▶ [What is being asked]
Go through the records underneath and write each one out again exactly.

:: Data extract ::

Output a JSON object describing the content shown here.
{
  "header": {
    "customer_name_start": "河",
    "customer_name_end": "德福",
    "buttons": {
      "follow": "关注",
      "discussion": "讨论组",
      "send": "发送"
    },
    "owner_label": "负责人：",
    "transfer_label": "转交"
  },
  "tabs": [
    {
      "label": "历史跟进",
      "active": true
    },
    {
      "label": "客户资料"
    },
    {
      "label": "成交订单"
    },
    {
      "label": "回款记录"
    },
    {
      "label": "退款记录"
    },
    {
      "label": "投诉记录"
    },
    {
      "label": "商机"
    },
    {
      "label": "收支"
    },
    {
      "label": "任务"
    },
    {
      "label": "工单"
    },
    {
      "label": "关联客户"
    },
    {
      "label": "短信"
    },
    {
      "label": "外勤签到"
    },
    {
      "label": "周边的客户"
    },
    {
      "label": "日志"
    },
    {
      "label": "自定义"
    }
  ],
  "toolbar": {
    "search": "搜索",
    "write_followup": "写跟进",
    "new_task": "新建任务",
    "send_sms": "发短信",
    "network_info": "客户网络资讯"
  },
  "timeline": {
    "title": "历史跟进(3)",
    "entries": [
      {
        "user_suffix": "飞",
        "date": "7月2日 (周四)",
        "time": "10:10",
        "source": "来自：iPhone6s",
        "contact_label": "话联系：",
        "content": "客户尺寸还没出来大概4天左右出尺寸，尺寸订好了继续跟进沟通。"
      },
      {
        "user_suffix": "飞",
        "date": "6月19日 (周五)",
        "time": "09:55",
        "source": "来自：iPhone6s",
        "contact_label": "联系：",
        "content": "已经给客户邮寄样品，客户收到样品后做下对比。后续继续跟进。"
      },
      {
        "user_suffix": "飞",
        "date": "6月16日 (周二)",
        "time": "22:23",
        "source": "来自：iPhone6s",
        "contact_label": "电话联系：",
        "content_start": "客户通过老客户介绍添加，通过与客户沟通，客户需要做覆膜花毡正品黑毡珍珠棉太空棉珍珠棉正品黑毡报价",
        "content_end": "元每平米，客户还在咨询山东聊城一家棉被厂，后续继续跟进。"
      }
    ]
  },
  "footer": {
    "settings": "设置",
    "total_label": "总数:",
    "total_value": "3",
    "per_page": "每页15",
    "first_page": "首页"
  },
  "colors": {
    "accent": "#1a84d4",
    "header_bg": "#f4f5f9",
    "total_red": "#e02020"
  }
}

:::

▶ [Full response]
Output a JSON object describing the content shown here.
{
  "header": {
    "customer_name_start": "河",
    "customer_name_end": "德福",
    "buttons": {
      "follow": "关注",
      "discussion": "讨论组",
      "send": "发送"
    },
    "owner_label": "负责人：",
    "transfer_label": "转交"
  },
  "tabs": [
    {
      "label": "历史跟进",
      "active": true
    },
    {
      "label": "客户资料"
    },
    {
      "label": "成交订单"
    },
    {
      "label": "回款记录"
    },
    {
      "label": "退款记录"
    },
    {
      "label": "投诉记录"
    },
    {
      "label": "商机"
    },
    {
      "label": "收支"
    },
    {
      "label": "任务"
    },
    {
      "label": "工单"
    },
    {
      "label": "关联客户"
    },
    {
      "label": "短信"
    },
    {
      "label": "外勤签到"
    },
    {
      "label": "周边的客户"
    },
    {
      "label": "日志"
    },
    {
      "label": "自定义"
    }
  ],
  "toolbar": {
    "search": "搜索",
    "write_followup": "写跟进",
    "new_task": "新建任务",
    "send_sms": "发短信",
    "network_info": "客户网络资讯"
  },
  "timeline": {
    "title": "历史跟进(3)",
    "entries": [
      {
        "user_suffix": "飞",
        "date": "7月2日 (周四)",
        "time": "10:10",
        "source": "来自：iPhone6s",
        "contact_label": "话联系：",
        "content": "客户尺寸还没出来大概4天左右出尺寸，尺寸订好了继续跟进沟通。"
      },
      {
        "user_suffix": "飞",
        "date": "6月19日 (周五)",
        "time": "09:55",
        "source": "来自：iPhone6s",
        "contact_label": "联系：",
        "content": "已经给客户邮寄样品，客户收到样品后做下对比。后续继续跟进。"
      },
      {
        "user_suffix": "飞",
        "date": "6月16日 (周二)",
        "time": "22:23",
        "source": "来自：iPhone6s",
        "contact_label": "电话联系：",
        "content_start": "客户通过老客户介绍添加，通过与客户沟通，客户需要做覆膜花毡正品黑毡珍珠棉太空棉珍珠棉正品黑毡报价",
        "content_end": "元每平米，客户还在咨询山东聊城一家棉被厂，后续继续跟进。"
      }
    ]
  },
  "footer": {
    "settings": "设置",
    "total_label": "总数:",
    "total_value": "3",
    "per_page": "每页15",
    "first_page": "首页"
  },
  "colors": {
    "accent": "#1a84d4",
    "header_bg": "#f4f5f9",
    "total_red": "#e02020"
  }
}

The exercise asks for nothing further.